#### Work instructions
Images are not part of the copy; transcribe all the data exactly.

Records
-*-*-
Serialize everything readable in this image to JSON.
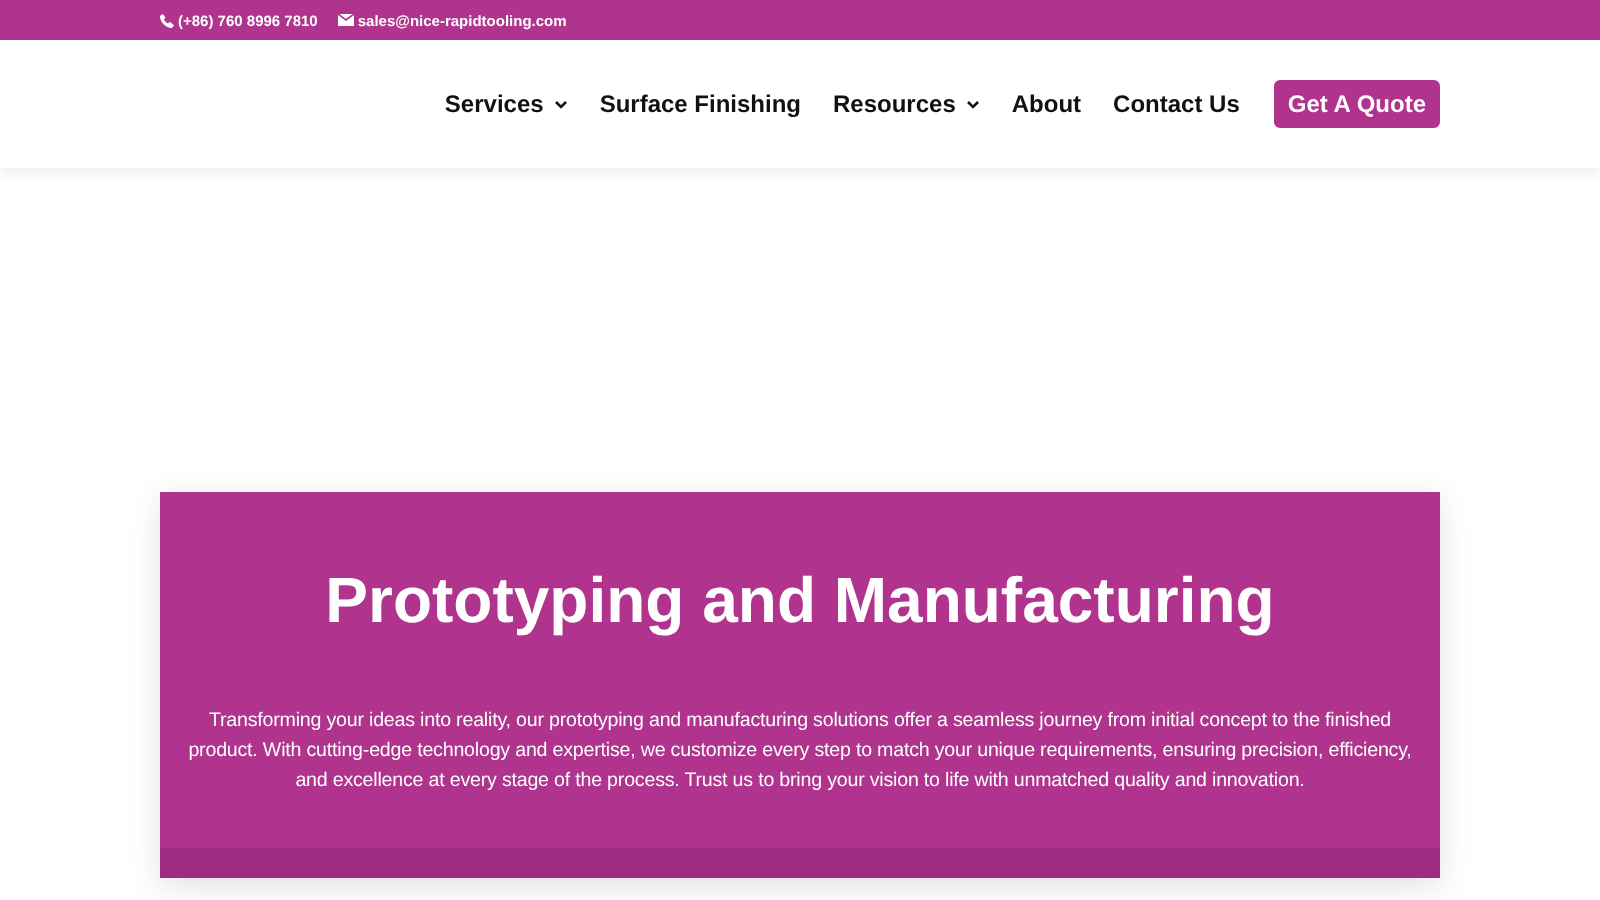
{
  "top_bar": {
    "phone": "(+86) 760 8996 7810",
    "email": "sales@nice-rapidtooling.com"
  },
  "nav": {
    "items": [
      {
        "label": "Services",
        "has_menu": true
      },
      {
        "label": "Surface Finishing",
        "has_menu": false
      },
      {
        "label": "Resources",
        "has_menu": true
      },
      {
        "label": "About",
        "has_menu": false
      },
      {
        "label": "Contact Us",
        "has_menu": false
      }
    ],
    "cta": "Get A Quote"
  },
  "hero": {
    "title": "Prototyping and Manufacturing",
    "text": "Transforming your ideas into reality, our prototyping and manufacturing solutions offer a seamless journey from initial concept to the finished product. With cutting-edge technology and expertise, we customize every step to match your unique requirements, ensuring precision, efficiency, and excellence at every stage of the process. Trust us to bring your vision to life with unmatched quality and innovation."
  }
}
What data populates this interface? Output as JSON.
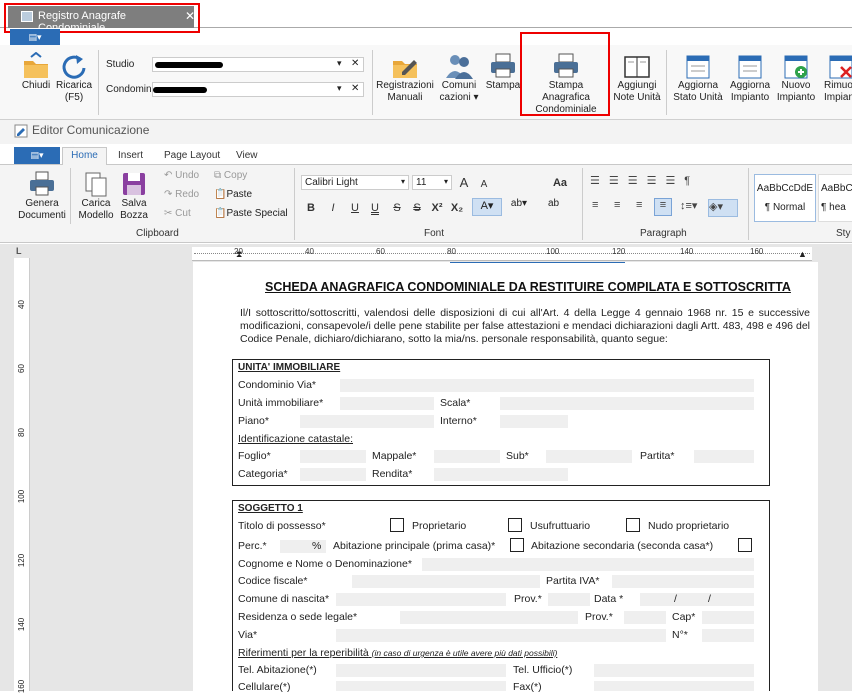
{
  "doc_tab": {
    "title": "Registro Anagrafe Condominiale",
    "close": "✕"
  },
  "app_menu_icon": "▤▾",
  "ribbon_top": {
    "chiudi": "Chiudi",
    "ricarica": [
      "Ricarica",
      "(F5)"
    ],
    "studio_label": "Studio",
    "condominio_label": "Condominio",
    "clear": "✕",
    "dropdown": "▾",
    "buttons": [
      {
        "id": "registrazioni",
        "lines": [
          "Registrazioni",
          "Manuali"
        ]
      },
      {
        "id": "comunicazioni",
        "lines": [
          "Comuni",
          "cazioni ▾"
        ]
      },
      {
        "id": "stampa",
        "lines": [
          "Stampa",
          ""
        ]
      },
      {
        "id": "stampa-anagrafica",
        "lines": [
          "Stampa Anagrafica",
          "Condominiale"
        ]
      },
      {
        "id": "aggiungi-note",
        "lines": [
          "Aggiungi",
          "Note Unità"
        ]
      },
      {
        "id": "aggiorna-stato",
        "lines": [
          "Aggiorna",
          "Stato Unità"
        ]
      },
      {
        "id": "aggiorna-impianto",
        "lines": [
          "Aggiorna",
          "Impianto"
        ]
      },
      {
        "id": "nuovo-impianto",
        "lines": [
          "Nuovo",
          "Impianto"
        ]
      },
      {
        "id": "rimuovi-impianto",
        "lines": [
          "Rimuov",
          "Impiant"
        ]
      }
    ]
  },
  "editor": {
    "title": "Editor Comunicazione"
  },
  "ribbon_tabs": {
    "file": "▤▾",
    "home": "Home",
    "insert": "Insert",
    "page_layout": "Page Layout",
    "view": "View"
  },
  "ribbon2": {
    "genera": [
      "Genera",
      "Documenti"
    ],
    "carica": [
      "Carica",
      "Modello"
    ],
    "salva": [
      "Salva",
      "Bozza"
    ],
    "undo": "Undo",
    "redo": "Redo",
    "cut": "Cut",
    "copy": "Copy",
    "paste": "Paste",
    "paste_special": "Paste Special",
    "clipboard_group": "Clipboard",
    "font_name": "Calibri Light",
    "font_size": "11",
    "font_group": "Font",
    "paragraph_group": "Paragraph",
    "style_sample": "AaBbCcDdE",
    "style_sample2": "AaBbC",
    "style_normal": "¶ Normal",
    "style_heading": "¶ hea",
    "styles_group": "Sty",
    "font_buttons": [
      "B",
      "I",
      "U",
      "U",
      "S",
      "S",
      "X²",
      "X₂"
    ],
    "grow": "A",
    "shrink": "A",
    "case": "Aa"
  },
  "ruler": {
    "h_labels": [
      "20",
      "40",
      "60",
      "80",
      "100",
      "120",
      "140",
      "160"
    ],
    "v_labels": [
      "40",
      "60",
      "80",
      "100",
      "120",
      "140",
      "160"
    ]
  },
  "document": {
    "title": "SCHEDA ANAGRAFICA CONDOMINIALE DA RESTITUIRE COMPILATA E SOTTOSCRITTA",
    "intro": "Il/I sottoscritto/sottoscritti, valendosi delle disposizioni di cui all'Art. 4 della Legge 4 gennaio 1968 nr. 15 e successive modificazioni, consapevole/i delle pene stabilite per false attestazioni e mendaci dichiarazioni dagli Artt. 483, 498 e 496 del Codice Penale, dichiaro/dichiarano, sotto la mia/ns. personale responsabilità, quanto segue:",
    "unita": {
      "title": "UNITA' IMMOBILIARE",
      "condominio_via": "Condominio Via*",
      "unita_immobiliare": "Unità immobiliare*",
      "scala": "Scala*",
      "piano": "Piano*",
      "interno": "Interno*",
      "identificazione": "Identificazione catastale:",
      "foglio": "Foglio*",
      "mappale": "Mappale*",
      "sub": "Sub*",
      "partita": "Partita*",
      "categoria": "Categoria*",
      "rendita": "Rendita*"
    },
    "soggetto": {
      "title": "SOGGETTO 1",
      "titolo_possesso": "Titolo di possesso*",
      "proprietario": "Proprietario",
      "usufruttuario": "Usufruttuario",
      "nudo_proprietario": "Nudo proprietario",
      "perc": "Perc.*",
      "percent_sign": "%",
      "abitazione_principale": "Abitazione principale (prima casa)*",
      "abitazione_secondaria": "Abitazione secondaria (seconda casa*)",
      "cognome_nome": "Cognome e Nome o Denominazione*",
      "codice_fiscale": "Codice fiscale*",
      "partita_iva": "Partita IVA*",
      "comune_nascita": "Comune di nascita*",
      "prov": "Prov.*",
      "data": "Data *",
      "slash": "/",
      "residenza": "Residenza o sede legale*",
      "prov2": "Prov.*",
      "cap": "Cap*",
      "via": "Via*",
      "numero": "N°*",
      "riferimenti": "Riferimenti per la reperibilità",
      "riferimenti_note": "(in caso di urgenza è utile avere più dati possibili)",
      "tel_abitazione": "Tel. Abitazione(*)",
      "tel_ufficio": "Tel. Ufficio(*)",
      "cellulare": "Cellulare(*)",
      "fax": "Fax(*)"
    }
  }
}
-*-*-
#### Response to this task
Serialize everything readable in this image to JSON.
{
  "top_bar": {
    "phone": "(+86) 760 8996 7810",
    "email": "sales@nice-rapidtooling.com"
  },
  "nav": {
    "items": [
      {
        "label": "Services",
        "has_menu": true
      },
      {
        "label": "Surface Finishing",
        "has_menu": false
      },
      {
        "label": "Resources",
        "has_menu": true
      },
      {
        "label": "About",
        "has_menu": false
      },
      {
        "label": "Contact Us",
        "has_menu": false
      }
    ],
    "cta": "Get A Quote"
  },
  "hero": {
    "title": "Prototyping and Manufacturing",
    "text": "Transforming your ideas into reality, our prototyping and manufacturing solutions offer a seamless journey from initial concept to the finished product. With cutting-edge technology and expertise, we customize every step to match your unique requirements, ensuring precision, efficiency, and excellence at every stage of the process. Trust us to bring your vision to life with unmatched quality and innovation."
  }
}
What data populates this interface? Output as JSON.
{
  "doc_tab": {
    "title": "Registro Anagrafe Condominiale",
    "close": "✕"
  },
  "app_menu_icon": "▤▾",
  "ribbon_top": {
    "chiudi": "Chiudi",
    "ricarica": [
      "Ricarica",
      "(F5)"
    ],
    "studio_label": "Studio",
    "condominio_label": "Condominio",
    "clear": "✕",
    "dropdown": "▾",
    "buttons": [
      {
        "id": "registrazioni",
        "lines": [
          "Registrazioni",
          "Manuali"
        ]
      },
      {
        "id": "comunicazioni",
        "lines": [
          "Comuni",
          "cazioni ▾"
        ]
      },
      {
        "id": "stampa",
        "lines": [
          "Stampa",
          ""
        ]
      },
      {
        "id": "stampa-anagrafica",
        "lines": [
          "Stampa Anagrafica",
          "Condominiale"
        ]
      },
      {
        "id": "aggiungi-note",
        "lines": [
          "Aggiungi",
          "Note Unità"
        ]
      },
      {
        "id": "aggiorna-stato",
        "lines": [
          "Aggiorna",
          "Stato Unità"
        ]
      },
      {
        "id": "aggiorna-impianto",
        "lines": [
          "Aggiorna",
          "Impianto"
        ]
      },
      {
        "id": "nuovo-impianto",
        "lines": [
          "Nuovo",
          "Impianto"
        ]
      },
      {
        "id": "rimuovi-impianto",
        "lines": [
          "Rimuov",
          "Impiant"
        ]
      }
    ]
  },
  "editor": {
    "title": "Editor Comunicazione"
  },
  "ribbon_tabs": {
    "file": "▤▾",
    "home": "Home",
    "insert": "Insert",
    "page_layout": "Page Layout",
    "view": "View"
  },
  "ribbon2": {
    "genera": [
      "Genera",
      "Documenti"
    ],
    "carica": [
      "Carica",
      "Modello"
    ],
    "salva": [
      "Salva",
      "Bozza"
    ],
    "undo": "Undo",
    "redo": "Redo",
    "cut": "Cut",
    "copy": "Copy",
    "paste": "Paste",
    "paste_special": "Paste Special",
    "clipboard_group": "Clipboard",
    "font_name": "Calibri Light",
    "font_size": "11",
    "font_group": "Font",
    "paragraph_group": "Paragraph",
    "style_sample": "AaBbCcDdE",
    "style_sample2": "AaBbC",
    "style_normal": "¶ Normal",
    "style_heading": "¶ hea",
    "styles_group": "Sty",
    "font_buttons": [
      "B",
      "I",
      "U",
      "U",
      "S",
      "S",
      "X²",
      "X₂"
    ],
    "grow": "A",
    "shrink": "A",
    "case": "Aa"
  },
  "ruler": {
    "h_labels": [
      "20",
      "40",
      "60",
      "80",
      "100",
      "120",
      "140",
      "160"
    ],
    "v_labels": [
      "40",
      "60",
      "80",
      "100",
      "120",
      "140",
      "160"
    ]
  },
  "document": {
    "title": "SCHEDA ANAGRAFICA CONDOMINIALE DA RESTITUIRE COMPILATA E SOTTOSCRITTA",
    "intro": "Il/I sottoscritto/sottoscritti, valendosi delle disposizioni di cui all'Art. 4 della Legge 4 gennaio 1968 nr. 15 e successive modificazioni, consapevole/i delle pene stabilite per false attestazioni e mendaci dichiarazioni dagli Artt. 483, 498 e 496 del Codice Penale, dichiaro/dichiarano, sotto la mia/ns. personale responsabilità, quanto segue:",
    "unita": {
      "title": "UNITA' IMMOBILIARE",
      "condominio_via": "Condominio Via*",
      "unita_immobiliare": "Unità immobiliare*",
      "scala": "Scala*",
      "piano": "Piano*",
      "interno": "Interno*",
      "identificazione": "Identificazione catastale:",
      "foglio": "Foglio*",
      "mappale": "Mappale*",
      "sub": "Sub*",
      "partita": "Partita*",
      "categoria": "Categoria*",
      "rendita": "Rendita*"
    },
    "soggetto": {
      "title": "SOGGETTO 1",
      "titolo_possesso": "Titolo di possesso*",
      "proprietario": "Proprietario",
      "usufruttuario": "Usufruttuario",
      "nudo_proprietario": "Nudo proprietario",
      "perc": "Perc.*",
      "percent_sign": "%",
      "abitazione_principale": "Abitazione principale (prima casa)*",
      "abitazione_secondaria": "Abitazione secondaria (seconda casa*)",
      "cognome_nome": "Cognome e Nome o Denominazione*",
      "codice_fiscale": "Codice fiscale*",
      "partita_iva": "Partita IVA*",
      "comune_nascita": "Comune di nascita*",
      "prov": "Prov.*",
      "data": "Data *",
      "slash": "/",
      "residenza": "Residenza o sede legale*",
      "prov2": "Prov.*",
      "cap": "Cap*",
      "via": "Via*",
      "numero": "N°*",
      "riferimenti": "Riferimenti per la reperibilità",
      "riferimenti_note": "(in caso di urgenza è utile avere più dati possibili)",
      "tel_abitazione": "Tel. Abitazione(*)",
      "tel_ufficio": "Tel. Ufficio(*)",
      "cellulare": "Cellulare(*)",
      "fax": "Fax(*)"
    }
  }
}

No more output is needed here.